Data entries:

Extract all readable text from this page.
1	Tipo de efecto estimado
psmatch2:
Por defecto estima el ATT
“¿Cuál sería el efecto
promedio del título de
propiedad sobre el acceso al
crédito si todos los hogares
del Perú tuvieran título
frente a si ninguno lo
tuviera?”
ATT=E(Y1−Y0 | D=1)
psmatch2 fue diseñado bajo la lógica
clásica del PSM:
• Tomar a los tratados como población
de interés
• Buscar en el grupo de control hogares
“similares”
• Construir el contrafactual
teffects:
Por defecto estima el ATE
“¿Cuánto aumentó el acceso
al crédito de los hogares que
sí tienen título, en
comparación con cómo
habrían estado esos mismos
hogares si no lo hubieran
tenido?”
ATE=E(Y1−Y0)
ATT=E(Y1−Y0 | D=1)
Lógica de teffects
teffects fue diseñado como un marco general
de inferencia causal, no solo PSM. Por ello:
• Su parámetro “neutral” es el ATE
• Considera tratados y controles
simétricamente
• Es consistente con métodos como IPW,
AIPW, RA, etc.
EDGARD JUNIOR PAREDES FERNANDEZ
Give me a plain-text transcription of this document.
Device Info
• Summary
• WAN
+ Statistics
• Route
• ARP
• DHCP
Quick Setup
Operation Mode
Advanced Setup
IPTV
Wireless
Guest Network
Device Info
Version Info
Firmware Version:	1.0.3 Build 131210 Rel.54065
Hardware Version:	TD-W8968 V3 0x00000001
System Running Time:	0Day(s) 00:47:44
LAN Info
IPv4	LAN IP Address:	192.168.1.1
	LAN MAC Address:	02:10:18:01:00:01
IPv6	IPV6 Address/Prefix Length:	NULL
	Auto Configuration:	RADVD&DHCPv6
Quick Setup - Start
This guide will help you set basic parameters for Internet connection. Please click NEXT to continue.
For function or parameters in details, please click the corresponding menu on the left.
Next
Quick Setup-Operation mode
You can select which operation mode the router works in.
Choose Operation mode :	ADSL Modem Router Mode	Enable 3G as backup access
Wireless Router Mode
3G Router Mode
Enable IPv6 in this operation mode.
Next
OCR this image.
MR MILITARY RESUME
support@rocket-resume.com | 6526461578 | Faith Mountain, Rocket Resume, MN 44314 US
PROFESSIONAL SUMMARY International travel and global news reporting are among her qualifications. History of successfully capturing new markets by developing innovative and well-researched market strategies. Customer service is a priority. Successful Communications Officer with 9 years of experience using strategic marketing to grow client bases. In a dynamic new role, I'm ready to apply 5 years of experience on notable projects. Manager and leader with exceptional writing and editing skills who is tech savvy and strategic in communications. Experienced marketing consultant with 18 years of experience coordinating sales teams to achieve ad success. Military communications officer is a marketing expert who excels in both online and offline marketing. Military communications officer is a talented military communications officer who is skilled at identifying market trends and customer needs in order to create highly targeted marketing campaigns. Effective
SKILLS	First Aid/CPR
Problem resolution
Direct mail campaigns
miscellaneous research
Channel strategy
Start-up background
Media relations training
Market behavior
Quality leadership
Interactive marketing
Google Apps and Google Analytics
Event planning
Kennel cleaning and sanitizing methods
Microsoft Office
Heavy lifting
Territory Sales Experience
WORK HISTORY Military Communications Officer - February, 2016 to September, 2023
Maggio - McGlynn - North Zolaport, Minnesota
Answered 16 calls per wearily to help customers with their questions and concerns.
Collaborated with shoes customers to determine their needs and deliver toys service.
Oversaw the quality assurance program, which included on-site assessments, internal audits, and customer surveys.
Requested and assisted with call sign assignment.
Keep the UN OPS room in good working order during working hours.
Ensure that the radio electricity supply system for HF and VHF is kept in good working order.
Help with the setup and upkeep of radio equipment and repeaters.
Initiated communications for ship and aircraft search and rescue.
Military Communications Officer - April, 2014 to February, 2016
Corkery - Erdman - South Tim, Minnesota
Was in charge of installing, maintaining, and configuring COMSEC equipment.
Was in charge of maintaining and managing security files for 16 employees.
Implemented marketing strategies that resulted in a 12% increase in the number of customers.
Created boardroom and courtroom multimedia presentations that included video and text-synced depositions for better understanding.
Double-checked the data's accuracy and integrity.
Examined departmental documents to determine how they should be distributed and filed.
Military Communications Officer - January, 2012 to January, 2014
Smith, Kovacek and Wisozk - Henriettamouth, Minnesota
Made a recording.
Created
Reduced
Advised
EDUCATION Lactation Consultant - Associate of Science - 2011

→ Short exercise:
From the data above, copy out every line with the string "acceso" in it.

→ Solution:
propiedad sobre el acceso al
“¿Cuánto aumentó el acceso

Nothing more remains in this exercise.